> [Complete the following]
[A] In the passage on prayer, who alone entered the Holy of Holies?
[B] From the passage on prayer, pull out the stretch from "Hertz Chumash p" through "any High Priest." word for word.
[C] Check each statement against the passage on prayer and answer yes or no, quoting the words that settle it: (i) Rabbi J.H. Hertz's quoted comment concerns the priestly investiture recounted in Parshas Tetzaveh. (ii) Rare moments of special contact with G-d are always emotional. (iii) The entire people stood inside the veil.

* start Document *

Sometimes our prayer is like sitting in companionable silence with the One who is closer to us than our own thoughts are to our words. Closer than we can express. But we know in our hearts that G-d is that close. We know the rabbinical dictum which reminds us that “G-d is the Place (HaMakom) of the world but not confined or wholly contained by the World”. But we know from our intuitive contemplative experience that G-d’s Place is (also) the cave of the heart- in our deepest soul.

Sometimes our silence is like a wordless gaze of love, compassion, hope, sorrow, deep joy or deep despair. Sometimes it is not we who are doing the looking: there are times when we are momentarily aware of G-d’s gaze and attention on us. That itself becomes a moment of contact which might happen only once in our lives, but which can feed a whole lifetime of faith and hope. The sort of “nearness” I am referring to here is thus not the nearness of one who cleaves to G-d in the midst of all their activities...the kind of devekus which all Jewish mystics aspire to....but it is the sort of momentary or very rare kind of connection which all religious people cherish as special treats. They are not necessarily emotional (nor intellectual), but they are always special.

If they are genuine moments of a special contact with G-d, their effects will last as creative and action-generating events to be called up into the memory long after they were first experienced. If they are simply the works of an overactive imagination or hormonal activity, they will splutter out like a lamp-wick drowning in too much oil. If they are the result of a humble approach to a G-d who wants to be encountered, then yes, imagination and our body chemistry is most certainly involved, but something will have entered the heart/consciousness of the one praying to make the encounter a numinous/spiritual one and not just a psychic/cerebral one. Perhaps the experience of the mystic is some sort of internal conversation between those two areas of human thought and experience? Perhaps it is from out of that internal conversation between the two “keruvim of our human spirituality” that the divine Voice is generated?

In Parshas Terumah we are told

"And there I will meet with you
and I will speak to you, from above the ark cover,
from between the two keruvim."
(Exodus 25:22)

The words are addressed to Moses and Aaron and so they applied in the first instance to prophets and priests. But to quote Rabbi J.H.Hertz (commenting on the priestly investiture recounted in Parshas Tetzaveh):

“The ear was touched with the blood that it might be consecrated to hear the word of G-d; the hand, to perform the duties concerned with the priesthood; and the foot, to walk in the path of righteousness. In a “kingdom of priests”, the consecration of ear, hand, and foot should be extended to every member of that kingdom.”
Hertz Chumash p 346

We read also:
“And there I will meet with the Children of Israel”
Exodus 29:43

In other words, the Divine promise to meet us in the “prayer of nearness” is made to the entire People of Israel, and not just with its leaders, clergy, or officials. Consequently, all of us are invited to “draw near”, stand in that place before the ark, and listen the Voice which speaks from between the keruvim. Thus, in this prime way, all Jews are called to be “contemplatives” and contemplatives in community. The High Priest alone entered the Holy of Holies, but the entire people were “present there” in spirit. They stood outside the veil but were as focussed on the concealed Presence in the Most Holy Place as any High Priest.

* end Document *
* start Dataset excerpts *

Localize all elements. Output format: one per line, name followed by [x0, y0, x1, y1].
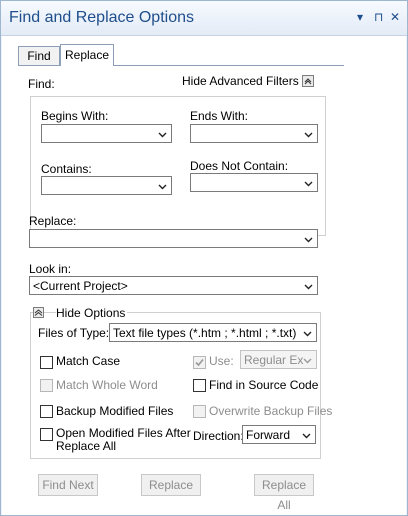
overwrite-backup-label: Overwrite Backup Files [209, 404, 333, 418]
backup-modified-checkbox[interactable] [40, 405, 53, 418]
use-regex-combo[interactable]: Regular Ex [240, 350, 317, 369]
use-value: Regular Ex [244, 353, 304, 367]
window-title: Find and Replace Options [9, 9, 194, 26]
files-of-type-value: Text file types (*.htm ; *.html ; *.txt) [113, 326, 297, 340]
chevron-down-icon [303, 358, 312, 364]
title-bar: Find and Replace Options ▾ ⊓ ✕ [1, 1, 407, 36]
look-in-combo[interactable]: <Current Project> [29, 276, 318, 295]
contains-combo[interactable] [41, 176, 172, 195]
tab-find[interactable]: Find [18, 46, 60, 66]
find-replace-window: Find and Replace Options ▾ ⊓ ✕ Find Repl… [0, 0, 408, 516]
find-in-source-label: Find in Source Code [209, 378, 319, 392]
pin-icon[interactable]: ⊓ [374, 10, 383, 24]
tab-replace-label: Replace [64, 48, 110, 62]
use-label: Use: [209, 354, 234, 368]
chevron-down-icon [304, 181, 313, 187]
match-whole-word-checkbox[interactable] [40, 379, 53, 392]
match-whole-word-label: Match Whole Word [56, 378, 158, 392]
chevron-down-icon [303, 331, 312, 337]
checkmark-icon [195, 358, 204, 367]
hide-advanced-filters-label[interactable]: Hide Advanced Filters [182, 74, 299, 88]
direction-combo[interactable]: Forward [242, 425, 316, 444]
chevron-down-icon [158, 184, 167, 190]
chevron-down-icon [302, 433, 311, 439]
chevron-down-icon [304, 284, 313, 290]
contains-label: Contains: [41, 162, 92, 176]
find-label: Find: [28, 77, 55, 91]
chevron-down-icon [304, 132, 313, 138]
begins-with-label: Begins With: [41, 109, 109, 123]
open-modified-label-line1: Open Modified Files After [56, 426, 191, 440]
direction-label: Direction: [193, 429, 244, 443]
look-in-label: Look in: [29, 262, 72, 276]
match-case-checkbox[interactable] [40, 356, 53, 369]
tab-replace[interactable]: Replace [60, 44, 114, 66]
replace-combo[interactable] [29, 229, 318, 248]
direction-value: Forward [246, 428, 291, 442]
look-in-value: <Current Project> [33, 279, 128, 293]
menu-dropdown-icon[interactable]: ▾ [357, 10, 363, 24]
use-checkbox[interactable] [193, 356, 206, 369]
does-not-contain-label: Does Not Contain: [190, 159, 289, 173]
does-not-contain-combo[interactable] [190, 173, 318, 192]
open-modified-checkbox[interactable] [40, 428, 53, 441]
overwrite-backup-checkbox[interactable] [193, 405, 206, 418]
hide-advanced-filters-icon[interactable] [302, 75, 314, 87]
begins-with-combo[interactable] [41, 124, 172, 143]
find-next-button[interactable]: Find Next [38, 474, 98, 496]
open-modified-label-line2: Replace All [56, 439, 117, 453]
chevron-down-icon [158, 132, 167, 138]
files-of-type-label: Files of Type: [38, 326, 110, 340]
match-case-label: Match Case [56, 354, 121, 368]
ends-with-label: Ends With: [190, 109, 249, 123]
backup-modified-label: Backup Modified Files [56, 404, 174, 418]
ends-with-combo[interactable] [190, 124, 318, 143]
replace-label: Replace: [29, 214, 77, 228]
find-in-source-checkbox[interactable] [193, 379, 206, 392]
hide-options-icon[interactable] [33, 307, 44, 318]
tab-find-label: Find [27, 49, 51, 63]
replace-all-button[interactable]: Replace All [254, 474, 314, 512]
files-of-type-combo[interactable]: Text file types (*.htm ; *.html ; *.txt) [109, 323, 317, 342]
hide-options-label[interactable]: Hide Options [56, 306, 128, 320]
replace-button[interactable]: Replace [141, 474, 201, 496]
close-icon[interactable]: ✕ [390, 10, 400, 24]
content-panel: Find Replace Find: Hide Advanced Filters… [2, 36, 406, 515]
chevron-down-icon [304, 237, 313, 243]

* end Dataset excerpts *

> [Solutions to the tasks]
[A] The High Priest.

[B]
Hertz Chumash p 346

We read also:
“And there I will meet with the Children of Israel”
Exodus 29:43

In other words, the Divine promise to meet us in the “prayer of nearness” is made to the entire People of Israel, and not just with its leaders, clergy, or officials. Consequently, all of us are invited to “draw near”, stand in that place before the ark, and listen the Voice which speaks from between the keruvim. Thus, in this prime way, all Jews are called to be “contemplatives” and contemplatives in community. The High Priest alone entered the Holy of Holies, but the entire people were “present there” in spirit. They stood outside the veil but were as focussed on the concealed Presence in the Most Holy Place as any High Priest.

[C]
(i) Yes: "commenting on the priestly investiture recounted in Parshas Tetzaveh"
(ii) No: "They are not necessarily emotional (nor intellectual), but they are always special."
(iii) No: "They stood outside the veil"